### INFORMATION PROVIDED

::::::::::

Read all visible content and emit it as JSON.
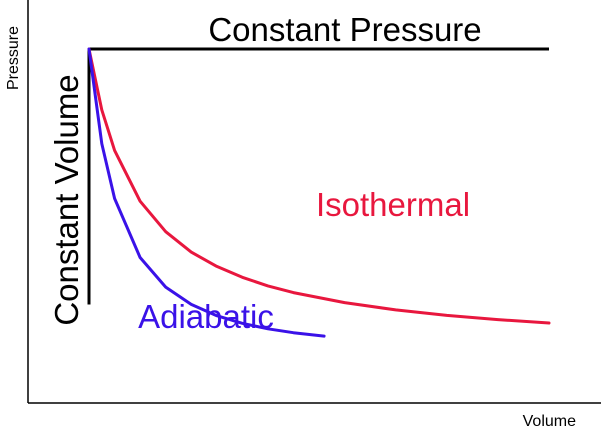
{
  "chart_data": {
    "type": "line",
    "title": "",
    "xlabel": "Volume",
    "ylabel": "Pressure",
    "xlim": [
      1,
      10
    ],
    "ylim": [
      0,
      1.18
    ],
    "grid": false,
    "legend": "none",
    "series": [
      {
        "name": "Isothermal",
        "color": "#e8173e",
        "x": [
          1,
          1.25,
          1.5,
          2,
          2.5,
          3,
          3.5,
          4,
          4.5,
          5,
          6,
          7,
          8,
          9,
          10
        ],
        "y": [
          1.0,
          0.8,
          0.667,
          0.5,
          0.4,
          0.333,
          0.286,
          0.25,
          0.222,
          0.2,
          0.167,
          0.143,
          0.125,
          0.111,
          0.1
        ]
      },
      {
        "name": "Adiabatic",
        "color": "#3a12e8",
        "x": [
          1,
          1.25,
          1.5,
          2,
          2.5,
          3,
          3.5,
          4,
          4.5,
          5,
          5.6
        ],
        "y": [
          1.0,
          0.689,
          0.509,
          0.315,
          0.218,
          0.161,
          0.124,
          0.099,
          0.081,
          0.068,
          0.057
        ]
      }
    ],
    "lines": [
      {
        "name": "Constant Pressure",
        "orientation": "horizontal",
        "value": 1.0,
        "from": 1,
        "to": 10
      },
      {
        "name": "Constant Volume",
        "orientation": "vertical",
        "value": 1,
        "from": 0.0,
        "to": 1.0
      }
    ]
  }
}
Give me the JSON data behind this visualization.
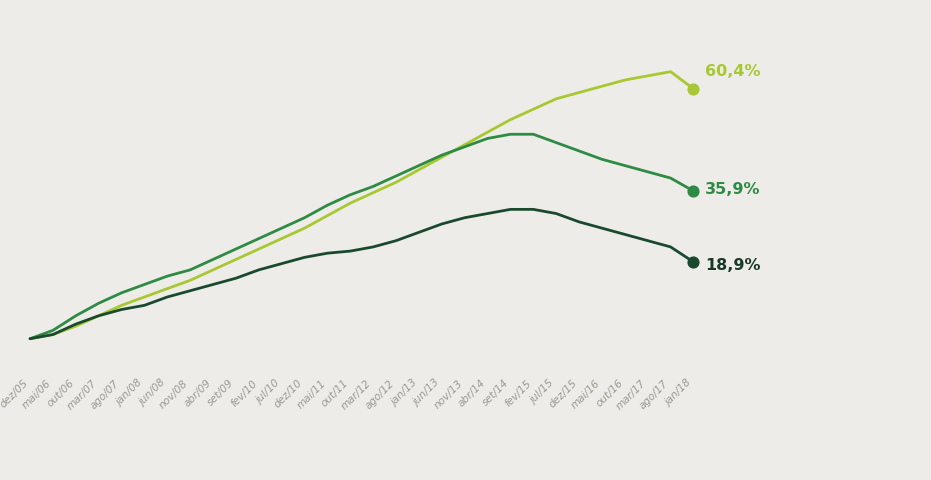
{
  "xlabel_labels": [
    "dez/05",
    "mai/06",
    "out/06",
    "mar/07",
    "ago/07",
    "jan/08",
    "jun/08",
    "nov/08",
    "abr/09",
    "set/09",
    "fev/10",
    "jul/10",
    "dez/10",
    "mai/11",
    "out/11",
    "mar/12",
    "ago/12",
    "jan/13",
    "jun/13",
    "nov/13",
    "abr/14",
    "set/14",
    "fev/15",
    "jul/15",
    "dez/15",
    "mai/16",
    "out/16",
    "mar/17",
    "ago/17",
    "jan/18"
  ],
  "line1_color": "#a8c832",
  "line2_color": "#2e8b44",
  "line3_color": "#1a4a2e",
  "line1_label": "60,4%",
  "line2_label": "35,9%",
  "line3_label": "18,9%",
  "line1_values": [
    0.5,
    1.5,
    3.5,
    6.0,
    8.5,
    10.5,
    12.5,
    14.5,
    17.0,
    19.5,
    22.0,
    24.5,
    27.0,
    30.0,
    33.0,
    35.5,
    38.0,
    41.0,
    44.0,
    47.0,
    50.0,
    53.0,
    55.5,
    58.0,
    59.5,
    61.0,
    62.5,
    63.5,
    64.5,
    60.4
  ],
  "line2_values": [
    0.5,
    2.5,
    6.0,
    9.0,
    11.5,
    13.5,
    15.5,
    17.0,
    19.5,
    22.0,
    24.5,
    27.0,
    29.5,
    32.5,
    35.0,
    37.0,
    39.5,
    42.0,
    44.5,
    46.5,
    48.5,
    49.5,
    49.5,
    47.5,
    45.5,
    43.5,
    42.0,
    40.5,
    39.0,
    35.9
  ],
  "line3_values": [
    0.5,
    1.5,
    4.0,
    6.0,
    7.5,
    8.5,
    10.5,
    12.0,
    13.5,
    15.0,
    17.0,
    18.5,
    20.0,
    21.0,
    21.5,
    22.5,
    24.0,
    26.0,
    28.0,
    29.5,
    30.5,
    31.5,
    31.5,
    30.5,
    28.5,
    27.0,
    25.5,
    24.0,
    22.5,
    18.9
  ],
  "bg_color": "#eeece8",
  "grid_color": "#d5d2cd",
  "label1_color": "#a8c832",
  "label2_color": "#2e8b44",
  "label3_color": "#1a3a28"
}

::::::::::

### WRITTEN REQUEST
Write out every record above exactly as it stands, but leave out the pictures.

### RESPONSE TO THE TASK
Read all visible content and emit it as JSON.
{
  "chart_data": {
    "type": "line",
    "title": "",
    "xlabel": "Volume",
    "ylabel": "Pressure",
    "xlim": [
      1,
      10
    ],
    "ylim": [
      0,
      1.18
    ],
    "grid": false,
    "legend": "none",
    "series": [
      {
        "name": "Isothermal",
        "color": "#e8173e",
        "x": [
          1,
          1.25,
          1.5,
          2,
          2.5,
          3,
          3.5,
          4,
          4.5,
          5,
          6,
          7,
          8,
          9,
          10
        ],
        "y": [
          1.0,
          0.8,
          0.667,
          0.5,
          0.4,
          0.333,
          0.286,
          0.25,
          0.222,
          0.2,
          0.167,
          0.143,
          0.125,
          0.111,
          0.1
        ]
      },
      {
        "name": "Adiabatic",
        "color": "#3a12e8",
        "x": [
          1,
          1.25,
          1.5,
          2,
          2.5,
          3,
          3.5,
          4,
          4.5,
          5,
          5.6
        ],
        "y": [
          1.0,
          0.689,
          0.509,
          0.315,
          0.218,
          0.161,
          0.124,
          0.099,
          0.081,
          0.068,
          0.057
        ]
      }
    ],
    "lines": [
      {
        "name": "Constant Pressure",
        "orientation": "horizontal",
        "value": 1.0,
        "from": 1,
        "to": 10
      },
      {
        "name": "Constant Volume",
        "orientation": "vertical",
        "value": 1,
        "from": 0.0,
        "to": 1.0
      }
    ]
  }
}
Give me the JSON data behind this visualization.
{
  "xlabel_labels": [
    "dez/05",
    "mai/06",
    "out/06",
    "mar/07",
    "ago/07",
    "jan/08",
    "jun/08",
    "nov/08",
    "abr/09",
    "set/09",
    "fev/10",
    "jul/10",
    "dez/10",
    "mai/11",
    "out/11",
    "mar/12",
    "ago/12",
    "jan/13",
    "jun/13",
    "nov/13",
    "abr/14",
    "set/14",
    "fev/15",
    "jul/15",
    "dez/15",
    "mai/16",
    "out/16",
    "mar/17",
    "ago/17",
    "jan/18"
  ],
  "line1_color": "#a8c832",
  "line2_color": "#2e8b44",
  "line3_color": "#1a4a2e",
  "line1_label": "60,4%",
  "line2_label": "35,9%",
  "line3_label": "18,9%",
  "line1_values": [
    0.5,
    1.5,
    3.5,
    6.0,
    8.5,
    10.5,
    12.5,
    14.5,
    17.0,
    19.5,
    22.0,
    24.5,
    27.0,
    30.0,
    33.0,
    35.5,
    38.0,
    41.0,
    44.0,
    47.0,
    50.0,
    53.0,
    55.5,
    58.0,
    59.5,
    61.0,
    62.5,
    63.5,
    64.5,
    60.4
  ],
  "line2_values": [
    0.5,
    2.5,
    6.0,
    9.0,
    11.5,
    13.5,
    15.5,
    17.0,
    19.5,
    22.0,
    24.5,
    27.0,
    29.5,
    32.5,
    35.0,
    37.0,
    39.5,
    42.0,
    44.5,
    46.5,
    48.5,
    49.5,
    49.5,
    47.5,
    45.5,
    43.5,
    42.0,
    40.5,
    39.0,
    35.9
  ],
  "line3_values": [
    0.5,
    1.5,
    4.0,
    6.0,
    7.5,
    8.5,
    10.5,
    12.0,
    13.5,
    15.0,
    17.0,
    18.5,
    20.0,
    21.0,
    21.5,
    22.5,
    24.0,
    26.0,
    28.0,
    29.5,
    30.5,
    31.5,
    31.5,
    30.5,
    28.5,
    27.0,
    25.5,
    24.0,
    22.5,
    18.9
  ],
  "bg_color": "#eeece8",
  "grid_color": "#d5d2cd",
  "label1_color": "#a8c832",
  "label2_color": "#2e8b44",
  "label3_color": "#1a3a28"
}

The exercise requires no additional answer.